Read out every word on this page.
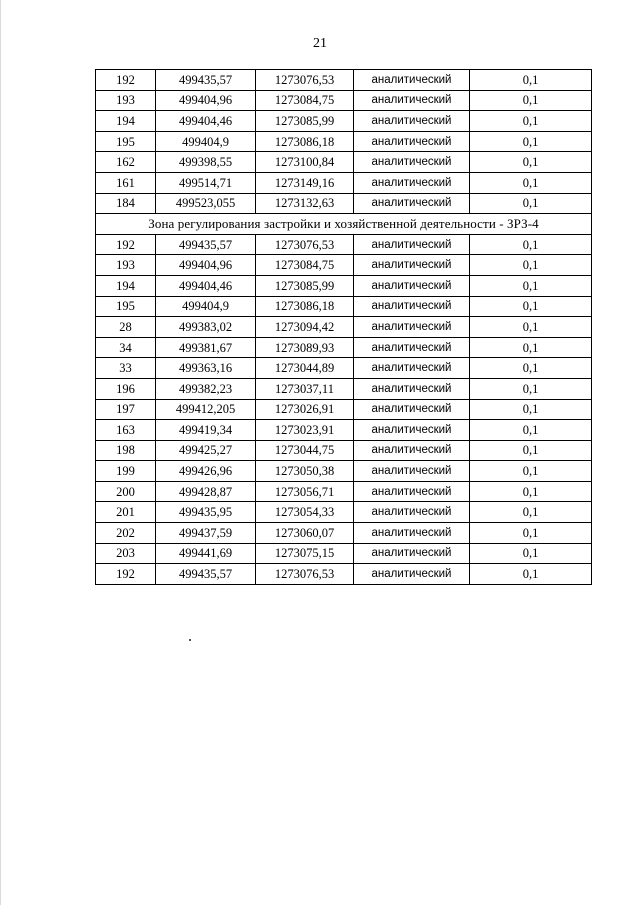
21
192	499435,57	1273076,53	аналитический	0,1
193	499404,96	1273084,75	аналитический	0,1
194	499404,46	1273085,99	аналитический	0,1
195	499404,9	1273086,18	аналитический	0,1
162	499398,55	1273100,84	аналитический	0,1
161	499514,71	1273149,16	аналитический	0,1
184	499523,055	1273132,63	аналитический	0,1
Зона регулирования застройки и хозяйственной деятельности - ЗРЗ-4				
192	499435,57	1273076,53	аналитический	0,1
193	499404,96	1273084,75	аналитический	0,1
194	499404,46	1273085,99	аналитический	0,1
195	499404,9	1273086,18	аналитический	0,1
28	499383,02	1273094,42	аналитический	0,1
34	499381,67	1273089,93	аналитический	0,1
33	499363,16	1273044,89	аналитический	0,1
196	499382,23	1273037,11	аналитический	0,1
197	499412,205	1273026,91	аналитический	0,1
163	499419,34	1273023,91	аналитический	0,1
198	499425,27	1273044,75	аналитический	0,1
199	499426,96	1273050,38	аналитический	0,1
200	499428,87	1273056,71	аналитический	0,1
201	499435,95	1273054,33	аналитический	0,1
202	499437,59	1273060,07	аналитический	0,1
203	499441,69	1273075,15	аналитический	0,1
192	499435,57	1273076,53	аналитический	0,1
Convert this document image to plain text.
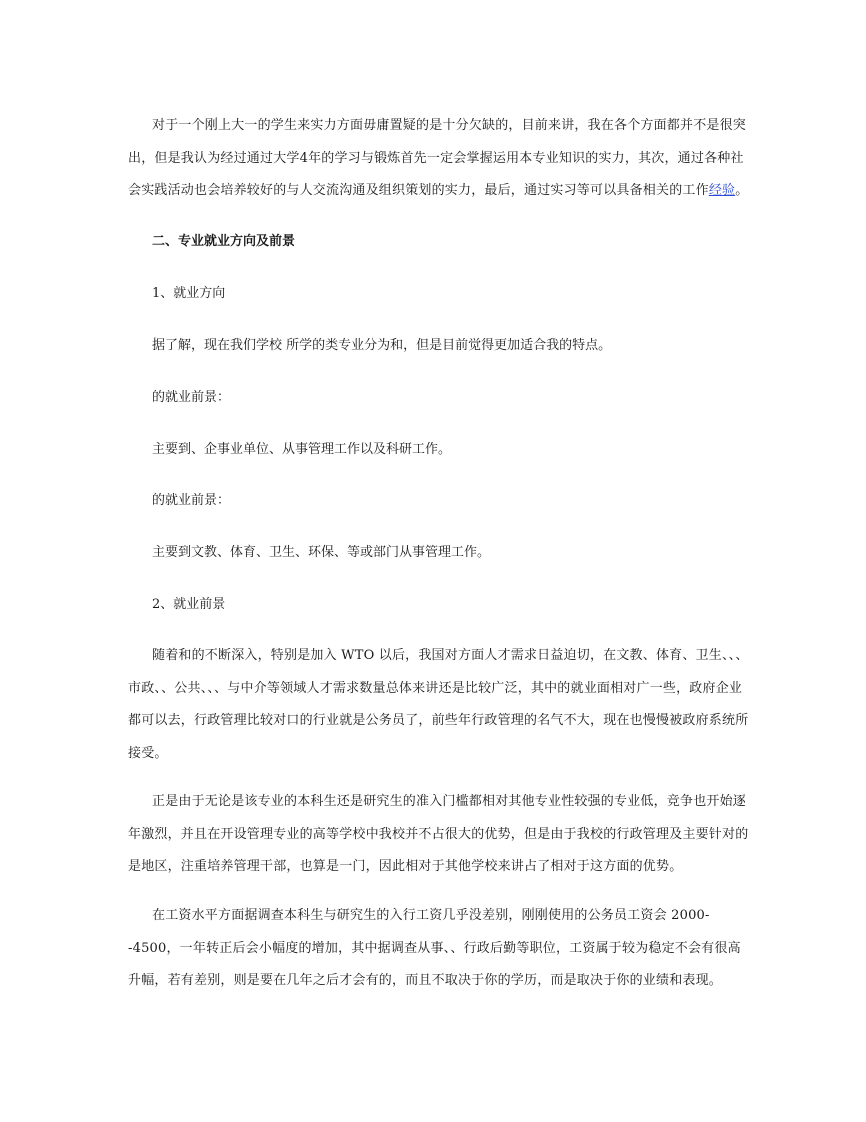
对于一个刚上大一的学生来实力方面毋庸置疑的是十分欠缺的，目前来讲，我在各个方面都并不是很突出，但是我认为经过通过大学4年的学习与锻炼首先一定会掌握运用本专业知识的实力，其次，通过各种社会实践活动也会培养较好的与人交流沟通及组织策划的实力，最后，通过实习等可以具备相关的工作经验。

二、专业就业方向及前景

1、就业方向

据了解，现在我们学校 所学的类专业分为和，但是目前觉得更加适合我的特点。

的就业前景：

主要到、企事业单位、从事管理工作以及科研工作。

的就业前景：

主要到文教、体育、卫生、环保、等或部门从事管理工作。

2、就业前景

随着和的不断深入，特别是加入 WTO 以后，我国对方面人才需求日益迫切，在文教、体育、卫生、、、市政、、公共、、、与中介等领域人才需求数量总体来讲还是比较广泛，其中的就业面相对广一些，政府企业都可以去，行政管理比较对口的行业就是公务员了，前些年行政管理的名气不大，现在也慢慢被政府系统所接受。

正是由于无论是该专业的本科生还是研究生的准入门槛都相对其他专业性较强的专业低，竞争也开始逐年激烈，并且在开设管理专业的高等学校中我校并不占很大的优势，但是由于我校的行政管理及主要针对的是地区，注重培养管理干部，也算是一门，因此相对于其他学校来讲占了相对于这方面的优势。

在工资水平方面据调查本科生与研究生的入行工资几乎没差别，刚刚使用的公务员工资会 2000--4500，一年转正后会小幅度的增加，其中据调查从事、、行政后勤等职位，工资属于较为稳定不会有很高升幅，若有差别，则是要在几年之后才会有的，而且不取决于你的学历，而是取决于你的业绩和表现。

- _Set problem_
Repeat the material above word for word, please, apart from its images.

- _Answer to this task_
Read out every word on this page.
21
192	499435,57	1273076,53	аналитический	0,1
193	499404,96	1273084,75	аналитический	0,1
194	499404,46	1273085,99	аналитический	0,1
195	499404,9	1273086,18	аналитический	0,1
162	499398,55	1273100,84	аналитический	0,1
161	499514,71	1273149,16	аналитический	0,1
184	499523,055	1273132,63	аналитический	0,1
Зона регулирования застройки и хозяйственной деятельности - ЗРЗ-4				
192	499435,57	1273076,53	аналитический	0,1
193	499404,96	1273084,75	аналитический	0,1
194	499404,46	1273085,99	аналитический	0,1
195	499404,9	1273086,18	аналитический	0,1
28	499383,02	1273094,42	аналитический	0,1
34	499381,67	1273089,93	аналитический	0,1
33	499363,16	1273044,89	аналитический	0,1
196	499382,23	1273037,11	аналитический	0,1
197	499412,205	1273026,91	аналитический	0,1
163	499419,34	1273023,91	аналитический	0,1
198	499425,27	1273044,75	аналитический	0,1
199	499426,96	1273050,38	аналитический	0,1
200	499428,87	1273056,71	аналитический	0,1
201	499435,95	1273054,33	аналитический	0,1
202	499437,59	1273060,07	аналитический	0,1
203	499441,69	1273075,15	аналитический	0,1
192	499435,57	1273076,53	аналитический	0,1
Convert this document image to plain text.
对于一个刚上大一的学生来实力方面毋庸置疑的是十分欠缺的，目前来讲，我在各个方面都并不是很突出，但是我认为经过通过大学4年的学习与锻炼首先一定会掌握运用本专业知识的实力，其次，通过各种社会实践活动也会培养较好的与人交流沟通及组织策划的实力，最后，通过实习等可以具备相关的工作经验。

二、专业就业方向及前景

1、就业方向

据了解，现在我们学校 所学的类专业分为和，但是目前觉得更加适合我的特点。

的就业前景：

主要到、企事业单位、从事管理工作以及科研工作。

的就业前景：

主要到文教、体育、卫生、环保、等或部门从事管理工作。

2、就业前景

随着和的不断深入，特别是加入 WTO 以后，我国对方面人才需求日益迫切，在文教、体育、卫生、、、市政、、公共、、、与中介等领域人才需求数量总体来讲还是比较广泛，其中的就业面相对广一些，政府企业都可以去，行政管理比较对口的行业就是公务员了，前些年行政管理的名气不大，现在也慢慢被政府系统所接受。

正是由于无论是该专业的本科生还是研究生的准入门槛都相对其他专业性较强的专业低，竞争也开始逐年激烈，并且在开设管理专业的高等学校中我校并不占很大的优势，但是由于我校的行政管理及主要针对的是地区，注重培养管理干部，也算是一门，因此相对于其他学校来讲占了相对于这方面的优势。

在工资水平方面据调查本科生与研究生的入行工资几乎没差别，刚刚使用的公务员工资会 2000--4500，一年转正后会小幅度的增加，其中据调查从事、、行政后勤等职位，工资属于较为稳定不会有很高升幅，若有差别，则是要在几年之后才会有的，而且不取决于你的学历，而是取决于你的业绩和表现。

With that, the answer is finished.